— BEGIN Record list —
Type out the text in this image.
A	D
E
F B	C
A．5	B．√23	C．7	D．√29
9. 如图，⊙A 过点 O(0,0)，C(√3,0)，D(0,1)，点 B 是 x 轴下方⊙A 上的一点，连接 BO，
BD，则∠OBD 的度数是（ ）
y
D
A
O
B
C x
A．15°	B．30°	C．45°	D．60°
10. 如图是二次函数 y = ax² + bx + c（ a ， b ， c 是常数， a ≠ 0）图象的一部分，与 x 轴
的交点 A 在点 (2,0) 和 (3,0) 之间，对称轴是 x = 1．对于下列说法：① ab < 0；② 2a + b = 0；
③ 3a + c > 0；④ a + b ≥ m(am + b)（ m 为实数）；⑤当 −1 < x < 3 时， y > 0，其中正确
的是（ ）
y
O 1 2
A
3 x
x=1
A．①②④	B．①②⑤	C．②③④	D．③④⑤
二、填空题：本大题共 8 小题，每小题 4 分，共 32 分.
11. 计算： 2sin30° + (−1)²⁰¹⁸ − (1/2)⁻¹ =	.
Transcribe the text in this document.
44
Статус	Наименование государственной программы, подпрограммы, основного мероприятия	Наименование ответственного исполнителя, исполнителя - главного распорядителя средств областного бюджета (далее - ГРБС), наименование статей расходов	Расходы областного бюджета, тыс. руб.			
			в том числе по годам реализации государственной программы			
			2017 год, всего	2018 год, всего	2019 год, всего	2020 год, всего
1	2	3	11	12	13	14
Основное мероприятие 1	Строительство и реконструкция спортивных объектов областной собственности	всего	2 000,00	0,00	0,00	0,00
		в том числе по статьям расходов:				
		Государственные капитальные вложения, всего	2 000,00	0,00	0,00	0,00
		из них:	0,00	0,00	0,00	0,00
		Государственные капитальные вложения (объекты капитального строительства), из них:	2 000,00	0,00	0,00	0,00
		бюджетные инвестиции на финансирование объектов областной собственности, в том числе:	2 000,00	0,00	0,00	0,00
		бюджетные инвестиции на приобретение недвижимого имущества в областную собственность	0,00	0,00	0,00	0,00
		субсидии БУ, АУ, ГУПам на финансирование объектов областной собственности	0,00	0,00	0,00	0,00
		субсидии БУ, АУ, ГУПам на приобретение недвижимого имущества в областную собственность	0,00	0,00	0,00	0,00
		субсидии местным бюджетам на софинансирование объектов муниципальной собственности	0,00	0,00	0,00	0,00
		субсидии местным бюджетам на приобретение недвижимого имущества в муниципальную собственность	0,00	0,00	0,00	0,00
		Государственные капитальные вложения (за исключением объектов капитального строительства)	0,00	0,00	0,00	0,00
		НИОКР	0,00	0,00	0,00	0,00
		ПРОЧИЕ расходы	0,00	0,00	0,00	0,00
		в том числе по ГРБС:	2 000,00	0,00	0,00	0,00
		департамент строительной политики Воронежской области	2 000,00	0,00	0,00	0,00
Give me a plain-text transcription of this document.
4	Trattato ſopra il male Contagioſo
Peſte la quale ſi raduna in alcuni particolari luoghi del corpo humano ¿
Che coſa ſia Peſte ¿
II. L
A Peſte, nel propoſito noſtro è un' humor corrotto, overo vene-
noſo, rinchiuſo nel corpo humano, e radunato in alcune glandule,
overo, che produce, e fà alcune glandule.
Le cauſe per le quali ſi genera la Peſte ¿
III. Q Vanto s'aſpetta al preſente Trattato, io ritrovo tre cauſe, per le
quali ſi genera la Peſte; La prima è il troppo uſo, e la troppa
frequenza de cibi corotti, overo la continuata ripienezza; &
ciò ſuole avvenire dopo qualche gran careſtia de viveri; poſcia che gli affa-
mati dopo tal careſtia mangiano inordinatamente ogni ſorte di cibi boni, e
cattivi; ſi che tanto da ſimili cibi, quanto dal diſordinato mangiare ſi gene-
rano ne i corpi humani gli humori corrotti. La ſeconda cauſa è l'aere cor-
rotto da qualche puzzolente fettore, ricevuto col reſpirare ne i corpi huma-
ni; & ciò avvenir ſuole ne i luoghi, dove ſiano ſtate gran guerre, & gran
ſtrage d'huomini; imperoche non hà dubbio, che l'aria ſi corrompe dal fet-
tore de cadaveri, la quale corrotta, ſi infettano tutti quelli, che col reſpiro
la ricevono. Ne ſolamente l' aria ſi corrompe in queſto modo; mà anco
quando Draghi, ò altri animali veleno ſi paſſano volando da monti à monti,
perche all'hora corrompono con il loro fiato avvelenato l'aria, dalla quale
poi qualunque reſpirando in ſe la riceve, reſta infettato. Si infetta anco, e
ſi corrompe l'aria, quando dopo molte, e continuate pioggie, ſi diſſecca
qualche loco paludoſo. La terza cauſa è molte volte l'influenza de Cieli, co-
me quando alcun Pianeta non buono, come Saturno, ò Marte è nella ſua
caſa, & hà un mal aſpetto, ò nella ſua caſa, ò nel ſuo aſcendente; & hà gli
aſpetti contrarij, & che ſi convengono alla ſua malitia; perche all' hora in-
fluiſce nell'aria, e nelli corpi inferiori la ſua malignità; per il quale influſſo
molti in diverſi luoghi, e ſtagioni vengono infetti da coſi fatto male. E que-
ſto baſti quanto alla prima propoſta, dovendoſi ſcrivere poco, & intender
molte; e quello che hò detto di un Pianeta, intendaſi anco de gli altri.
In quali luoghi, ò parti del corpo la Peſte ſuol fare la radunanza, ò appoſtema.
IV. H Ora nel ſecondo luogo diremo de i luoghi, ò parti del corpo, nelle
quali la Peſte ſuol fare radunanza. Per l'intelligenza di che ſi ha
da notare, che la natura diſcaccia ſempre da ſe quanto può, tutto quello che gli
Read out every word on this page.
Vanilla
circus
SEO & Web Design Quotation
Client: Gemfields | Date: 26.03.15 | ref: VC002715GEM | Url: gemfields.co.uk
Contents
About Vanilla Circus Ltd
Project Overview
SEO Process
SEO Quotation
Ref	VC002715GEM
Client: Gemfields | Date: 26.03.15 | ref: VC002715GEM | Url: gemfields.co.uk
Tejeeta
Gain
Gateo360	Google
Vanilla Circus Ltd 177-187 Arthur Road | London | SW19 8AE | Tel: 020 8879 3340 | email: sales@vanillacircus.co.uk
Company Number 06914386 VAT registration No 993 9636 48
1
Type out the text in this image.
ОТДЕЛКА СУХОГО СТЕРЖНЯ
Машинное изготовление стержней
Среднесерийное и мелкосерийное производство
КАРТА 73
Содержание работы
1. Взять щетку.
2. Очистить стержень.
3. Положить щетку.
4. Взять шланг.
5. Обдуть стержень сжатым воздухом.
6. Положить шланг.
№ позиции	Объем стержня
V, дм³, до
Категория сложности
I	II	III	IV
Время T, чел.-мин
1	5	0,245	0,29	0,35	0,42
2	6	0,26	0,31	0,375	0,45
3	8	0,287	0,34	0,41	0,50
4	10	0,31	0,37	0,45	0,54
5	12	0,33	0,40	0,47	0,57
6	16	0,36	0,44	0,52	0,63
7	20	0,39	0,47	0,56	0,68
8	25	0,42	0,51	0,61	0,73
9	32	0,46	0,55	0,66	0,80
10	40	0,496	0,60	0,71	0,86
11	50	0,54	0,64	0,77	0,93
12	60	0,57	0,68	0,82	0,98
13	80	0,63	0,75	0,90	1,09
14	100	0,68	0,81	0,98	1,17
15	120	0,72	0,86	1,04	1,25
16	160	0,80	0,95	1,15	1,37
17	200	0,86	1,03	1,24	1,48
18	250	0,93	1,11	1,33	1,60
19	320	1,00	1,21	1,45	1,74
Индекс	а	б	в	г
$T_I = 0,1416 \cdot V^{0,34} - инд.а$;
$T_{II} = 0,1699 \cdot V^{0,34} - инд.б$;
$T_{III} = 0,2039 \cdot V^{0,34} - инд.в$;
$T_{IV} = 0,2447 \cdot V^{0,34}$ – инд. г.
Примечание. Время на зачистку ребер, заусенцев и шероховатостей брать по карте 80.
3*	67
— END Record list —
# [Exercise brief]
Review the preceding data and report every line that includes the string "ГУПам".

# [Result of the exercise]
		субсидии БУ, АУ, ГУПам на финансирование объектов областной собственности	0,00	0,00	0,00	0,00
		субсидии БУ, АУ, ГУПам на приобретение недвижимого имущества в областную собственность	0,00	0,00	0,00	0,00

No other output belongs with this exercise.